# Task directions:
Scan the data below for the string "Value". Show every line where it turns up.

# Provided data:
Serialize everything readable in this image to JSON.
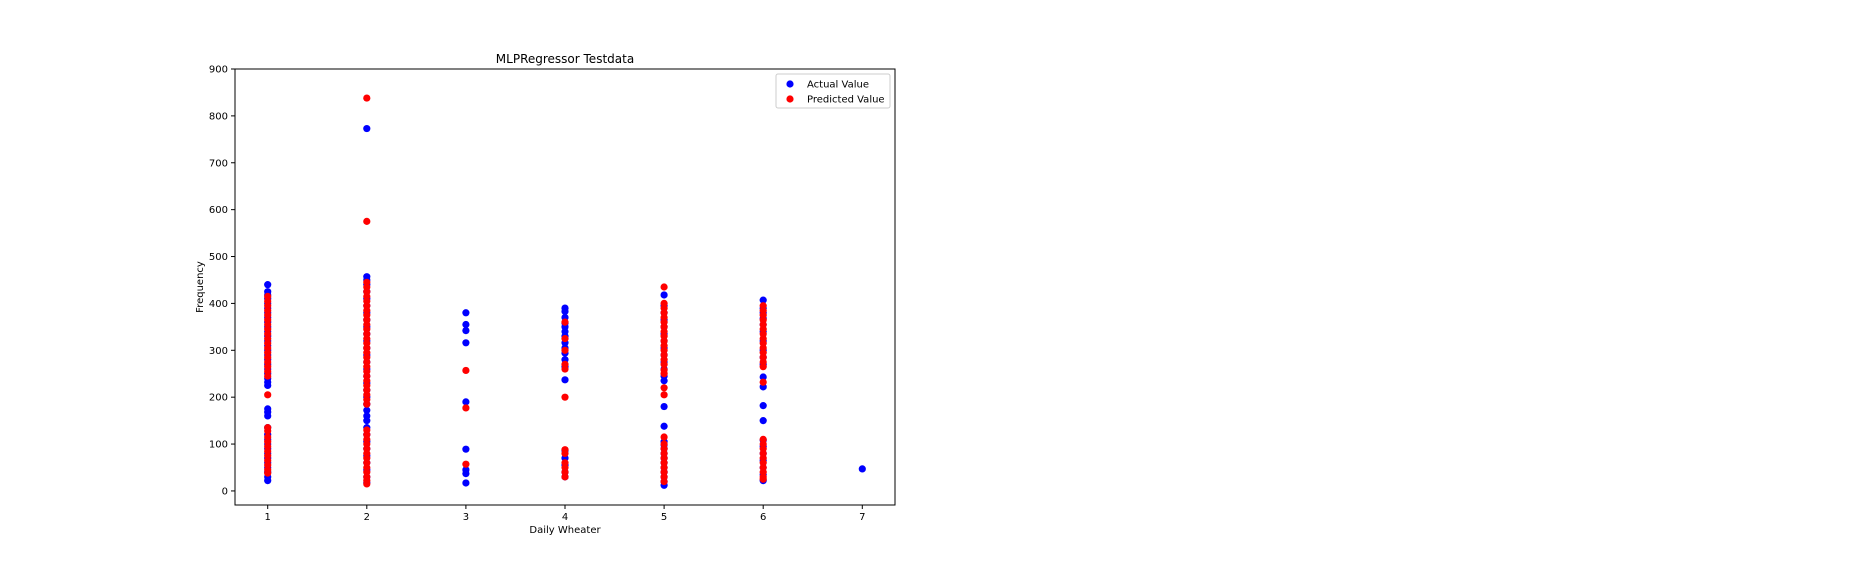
{
  "chart_data": {
    "type": "scatter",
    "title": "MLPRegressor Testdata",
    "xlabel": "Daily Wheater",
    "ylabel": "Frequency",
    "xlim": [
      0.67,
      7.33
    ],
    "ylim": [
      -30,
      900
    ],
    "xticks": [
      1,
      2,
      3,
      4,
      5,
      6,
      7
    ],
    "yticks": [
      0,
      100,
      200,
      300,
      400,
      500,
      600,
      700,
      800,
      900
    ],
    "grid": false,
    "legend_position": "top-right",
    "series": [
      {
        "name": "Actual Value",
        "color": "#0000ff",
        "points": [
          [
            1,
            440
          ],
          [
            1,
            425
          ],
          [
            1,
            418
          ],
          [
            1,
            410
          ],
          [
            1,
            400
          ],
          [
            1,
            390
          ],
          [
            1,
            380
          ],
          [
            1,
            370
          ],
          [
            1,
            360
          ],
          [
            1,
            350
          ],
          [
            1,
            340
          ],
          [
            1,
            330
          ],
          [
            1,
            320
          ],
          [
            1,
            310
          ],
          [
            1,
            300
          ],
          [
            1,
            290
          ],
          [
            1,
            280
          ],
          [
            1,
            270
          ],
          [
            1,
            260
          ],
          [
            1,
            250
          ],
          [
            1,
            240
          ],
          [
            1,
            232
          ],
          [
            1,
            225
          ],
          [
            1,
            175
          ],
          [
            1,
            168
          ],
          [
            1,
            160
          ],
          [
            1,
            135
          ],
          [
            1,
            120
          ],
          [
            1,
            110
          ],
          [
            1,
            100
          ],
          [
            1,
            90
          ],
          [
            1,
            80
          ],
          [
            1,
            70
          ],
          [
            1,
            60
          ],
          [
            1,
            50
          ],
          [
            1,
            40
          ],
          [
            1,
            30
          ],
          [
            1,
            22
          ],
          [
            2,
            773
          ],
          [
            2,
            457
          ],
          [
            2,
            450
          ],
          [
            2,
            440
          ],
          [
            2,
            425
          ],
          [
            2,
            410
          ],
          [
            2,
            395
          ],
          [
            2,
            380
          ],
          [
            2,
            365
          ],
          [
            2,
            350
          ],
          [
            2,
            335
          ],
          [
            2,
            320
          ],
          [
            2,
            305
          ],
          [
            2,
            290
          ],
          [
            2,
            275
          ],
          [
            2,
            260
          ],
          [
            2,
            245
          ],
          [
            2,
            230
          ],
          [
            2,
            215
          ],
          [
            2,
            200
          ],
          [
            2,
            185
          ],
          [
            2,
            172
          ],
          [
            2,
            160
          ],
          [
            2,
            150
          ],
          [
            2,
            135
          ],
          [
            2,
            120
          ],
          [
            2,
            105
          ],
          [
            2,
            90
          ],
          [
            2,
            75
          ],
          [
            2,
            60
          ],
          [
            2,
            45
          ],
          [
            2,
            30
          ],
          [
            2,
            18
          ],
          [
            3,
            380
          ],
          [
            3,
            355
          ],
          [
            3,
            342
          ],
          [
            3,
            316
          ],
          [
            3,
            190
          ],
          [
            3,
            89
          ],
          [
            3,
            45
          ],
          [
            3,
            37
          ],
          [
            3,
            17
          ],
          [
            4,
            390
          ],
          [
            4,
            383
          ],
          [
            4,
            370
          ],
          [
            4,
            358
          ],
          [
            4,
            350
          ],
          [
            4,
            340
          ],
          [
            4,
            330
          ],
          [
            4,
            316
          ],
          [
            4,
            305
          ],
          [
            4,
            294
          ],
          [
            4,
            280
          ],
          [
            4,
            265
          ],
          [
            4,
            237
          ],
          [
            4,
            86
          ],
          [
            4,
            70
          ],
          [
            4,
            55
          ],
          [
            4,
            40
          ],
          [
            4,
            30
          ],
          [
            5,
            418
          ],
          [
            5,
            395
          ],
          [
            5,
            380
          ],
          [
            5,
            365
          ],
          [
            5,
            350
          ],
          [
            5,
            335
          ],
          [
            5,
            320
          ],
          [
            5,
            305
          ],
          [
            5,
            290
          ],
          [
            5,
            275
          ],
          [
            5,
            260
          ],
          [
            5,
            245
          ],
          [
            5,
            235
          ],
          [
            5,
            180
          ],
          [
            5,
            138
          ],
          [
            5,
            105
          ],
          [
            5,
            98
          ],
          [
            5,
            90
          ],
          [
            5,
            80
          ],
          [
            5,
            70
          ],
          [
            5,
            60
          ],
          [
            5,
            50
          ],
          [
            5,
            40
          ],
          [
            5,
            30
          ],
          [
            5,
            20
          ],
          [
            5,
            12
          ],
          [
            6,
            407
          ],
          [
            6,
            390
          ],
          [
            6,
            380
          ],
          [
            6,
            368
          ],
          [
            6,
            355
          ],
          [
            6,
            340
          ],
          [
            6,
            320
          ],
          [
            6,
            300
          ],
          [
            6,
            285
          ],
          [
            6,
            270
          ],
          [
            6,
            243
          ],
          [
            6,
            222
          ],
          [
            6,
            182
          ],
          [
            6,
            150
          ],
          [
            6,
            108
          ],
          [
            6,
            95
          ],
          [
            6,
            80
          ],
          [
            6,
            65
          ],
          [
            6,
            50
          ],
          [
            6,
            35
          ],
          [
            6,
            22
          ],
          [
            7,
            47
          ]
        ]
      },
      {
        "name": "Predicted Value",
        "color": "#ff0000",
        "points": [
          [
            1,
            415
          ],
          [
            1,
            405
          ],
          [
            1,
            395
          ],
          [
            1,
            385
          ],
          [
            1,
            375
          ],
          [
            1,
            365
          ],
          [
            1,
            355
          ],
          [
            1,
            345
          ],
          [
            1,
            335
          ],
          [
            1,
            325
          ],
          [
            1,
            315
          ],
          [
            1,
            305
          ],
          [
            1,
            295
          ],
          [
            1,
            285
          ],
          [
            1,
            275
          ],
          [
            1,
            265
          ],
          [
            1,
            255
          ],
          [
            1,
            245
          ],
          [
            1,
            205
          ],
          [
            1,
            135
          ],
          [
            1,
            128
          ],
          [
            1,
            115
          ],
          [
            1,
            105
          ],
          [
            1,
            95
          ],
          [
            1,
            85
          ],
          [
            1,
            75
          ],
          [
            1,
            65
          ],
          [
            1,
            55
          ],
          [
            1,
            45
          ],
          [
            1,
            38
          ],
          [
            2,
            838
          ],
          [
            2,
            575
          ],
          [
            2,
            445
          ],
          [
            2,
            435
          ],
          [
            2,
            425
          ],
          [
            2,
            415
          ],
          [
            2,
            405
          ],
          [
            2,
            395
          ],
          [
            2,
            385
          ],
          [
            2,
            375
          ],
          [
            2,
            365
          ],
          [
            2,
            355
          ],
          [
            2,
            345
          ],
          [
            2,
            335
          ],
          [
            2,
            325
          ],
          [
            2,
            315
          ],
          [
            2,
            305
          ],
          [
            2,
            295
          ],
          [
            2,
            285
          ],
          [
            2,
            275
          ],
          [
            2,
            265
          ],
          [
            2,
            255
          ],
          [
            2,
            245
          ],
          [
            2,
            235
          ],
          [
            2,
            225
          ],
          [
            2,
            215
          ],
          [
            2,
            205
          ],
          [
            2,
            195
          ],
          [
            2,
            185
          ],
          [
            2,
            130
          ],
          [
            2,
            120
          ],
          [
            2,
            110
          ],
          [
            2,
            100
          ],
          [
            2,
            90
          ],
          [
            2,
            80
          ],
          [
            2,
            70
          ],
          [
            2,
            60
          ],
          [
            2,
            50
          ],
          [
            2,
            40
          ],
          [
            2,
            30
          ],
          [
            2,
            22
          ],
          [
            2,
            15
          ],
          [
            3,
            257
          ],
          [
            3,
            177
          ],
          [
            3,
            57
          ],
          [
            4,
            360
          ],
          [
            4,
            325
          ],
          [
            4,
            300
          ],
          [
            4,
            270
          ],
          [
            4,
            260
          ],
          [
            4,
            200
          ],
          [
            4,
            88
          ],
          [
            4,
            80
          ],
          [
            4,
            60
          ],
          [
            4,
            50
          ],
          [
            4,
            40
          ],
          [
            4,
            30
          ],
          [
            5,
            435
          ],
          [
            5,
            400
          ],
          [
            5,
            390
          ],
          [
            5,
            380
          ],
          [
            5,
            370
          ],
          [
            5,
            360
          ],
          [
            5,
            350
          ],
          [
            5,
            340
          ],
          [
            5,
            330
          ],
          [
            5,
            320
          ],
          [
            5,
            310
          ],
          [
            5,
            300
          ],
          [
            5,
            290
          ],
          [
            5,
            280
          ],
          [
            5,
            270
          ],
          [
            5,
            258
          ],
          [
            5,
            250
          ],
          [
            5,
            220
          ],
          [
            5,
            205
          ],
          [
            5,
            115
          ],
          [
            5,
            100
          ],
          [
            5,
            90
          ],
          [
            5,
            80
          ],
          [
            5,
            70
          ],
          [
            5,
            60
          ],
          [
            5,
            50
          ],
          [
            5,
            40
          ],
          [
            5,
            30
          ],
          [
            5,
            20
          ],
          [
            6,
            395
          ],
          [
            6,
            385
          ],
          [
            6,
            375
          ],
          [
            6,
            365
          ],
          [
            6,
            355
          ],
          [
            6,
            345
          ],
          [
            6,
            335
          ],
          [
            6,
            325
          ],
          [
            6,
            315
          ],
          [
            6,
            305
          ],
          [
            6,
            295
          ],
          [
            6,
            285
          ],
          [
            6,
            275
          ],
          [
            6,
            265
          ],
          [
            6,
            232
          ],
          [
            6,
            110
          ],
          [
            6,
            100
          ],
          [
            6,
            90
          ],
          [
            6,
            80
          ],
          [
            6,
            70
          ],
          [
            6,
            60
          ],
          [
            6,
            50
          ],
          [
            6,
            40
          ],
          [
            6,
            30
          ],
          [
            6,
            25
          ]
        ]
      }
    ]
  }
}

# Exercise output:
        "name": "Actual Value",
        "name": "Predicted Value",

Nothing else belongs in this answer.